Reproduce every line of the records below without changing a single character.

--------

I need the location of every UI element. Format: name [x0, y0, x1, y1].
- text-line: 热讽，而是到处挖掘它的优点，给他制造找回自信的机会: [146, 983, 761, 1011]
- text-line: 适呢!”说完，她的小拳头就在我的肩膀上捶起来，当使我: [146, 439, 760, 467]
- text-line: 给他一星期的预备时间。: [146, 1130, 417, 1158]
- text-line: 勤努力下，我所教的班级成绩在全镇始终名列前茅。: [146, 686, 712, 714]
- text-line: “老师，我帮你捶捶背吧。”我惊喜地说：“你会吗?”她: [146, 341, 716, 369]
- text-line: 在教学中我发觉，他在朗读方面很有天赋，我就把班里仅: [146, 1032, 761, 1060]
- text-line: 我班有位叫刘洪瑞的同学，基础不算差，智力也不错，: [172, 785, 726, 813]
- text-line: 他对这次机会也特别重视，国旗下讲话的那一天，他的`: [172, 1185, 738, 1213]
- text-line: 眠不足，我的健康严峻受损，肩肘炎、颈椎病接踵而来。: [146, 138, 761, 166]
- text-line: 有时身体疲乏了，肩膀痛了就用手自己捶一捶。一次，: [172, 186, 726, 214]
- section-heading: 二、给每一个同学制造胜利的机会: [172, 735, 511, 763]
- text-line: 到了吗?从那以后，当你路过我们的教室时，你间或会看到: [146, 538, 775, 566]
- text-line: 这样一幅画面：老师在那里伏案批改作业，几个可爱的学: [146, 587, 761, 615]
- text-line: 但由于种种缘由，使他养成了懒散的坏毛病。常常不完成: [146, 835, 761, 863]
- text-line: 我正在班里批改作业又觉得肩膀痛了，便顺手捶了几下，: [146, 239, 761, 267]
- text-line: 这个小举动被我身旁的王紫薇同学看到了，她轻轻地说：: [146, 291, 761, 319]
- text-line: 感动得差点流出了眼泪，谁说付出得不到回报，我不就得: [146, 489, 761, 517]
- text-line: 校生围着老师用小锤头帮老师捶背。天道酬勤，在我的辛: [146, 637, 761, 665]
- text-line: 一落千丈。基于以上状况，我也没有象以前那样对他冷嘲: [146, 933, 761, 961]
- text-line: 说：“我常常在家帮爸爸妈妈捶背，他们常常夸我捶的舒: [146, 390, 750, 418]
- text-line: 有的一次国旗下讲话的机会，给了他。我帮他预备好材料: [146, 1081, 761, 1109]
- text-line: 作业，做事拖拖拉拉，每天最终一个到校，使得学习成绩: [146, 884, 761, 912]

--------

Worked solution:
I need the location of every UI element. Format: name [x0, y0, x1, y1].
- text-line: 热讽，而是到处挖掘它的优点，给他制造找回自信的机会: [146, 983, 761, 1011]
- text-line: 适呢!”说完，她的小拳头就在我的肩膀上捶起来，当使我: [146, 439, 760, 467]
- text-line: 给他一星期的预备时间。: [146, 1130, 417, 1158]
- text-line: 勤努力下，我所教的班级成绩在全镇始终名列前茅。: [146, 686, 712, 714]
- text-line: “老师，我帮你捶捶背吧。”我惊喜地说：“你会吗?”她: [146, 341, 716, 369]
- text-line: 在教学中我发觉，他在朗读方面很有天赋，我就把班里仅: [146, 1032, 761, 1060]
- text-line: 我班有位叫刘洪瑞的同学，基础不算差，智力也不错，: [172, 785, 726, 813]
- text-line: 他对这次机会也特别重视，国旗下讲话的那一天，他的`: [172, 1185, 738, 1213]
- text-line: 眠不足，我的健康严峻受损，肩肘炎、颈椎病接踵而来。: [146, 138, 761, 166]
- text-line: 有时身体疲乏了，肩膀痛了就用手自己捶一捶。一次，: [172, 186, 726, 214]
- section-heading: 二、给每一个同学制造胜利的机会: [172, 735, 511, 763]
- text-line: 到了吗?从那以后，当你路过我们的教室时，你间或会看到: [146, 538, 775, 566]
- text-line: 这样一幅画面：老师在那里伏案批改作业，几个可爱的学: [146, 587, 761, 615]
- text-line: 但由于种种缘由，使他养成了懒散的坏毛病。常常不完成: [146, 835, 761, 863]
- text-line: 我正在班里批改作业又觉得肩膀痛了，便顺手捶了几下，: [146, 239, 761, 267]
- text-line: 这个小举动被我身旁的王紫薇同学看到了，她轻轻地说：: [146, 291, 761, 319]
- text-line: 感动得差点流出了眼泪，谁说付出得不到回报，我不就得: [146, 489, 761, 517]
- text-line: 校生围着老师用小锤头帮老师捶背。天道酬勤，在我的辛: [146, 637, 761, 665]
- text-line: 一落千丈。基于以上状况，我也没有象以前那样对他冷嘲: [146, 933, 761, 961]
- text-line: 说：“我常常在家帮爸爸妈妈捶背，他们常常夸我捶的舒: [146, 390, 750, 418]
- text-line: 有的一次国旗下讲话的机会，给了他。我帮他预备好材料: [146, 1081, 761, 1109]
- text-line: 作业，做事拖拖拉拉，每天最终一个到校，使得学习成绩: [146, 884, 761, 912]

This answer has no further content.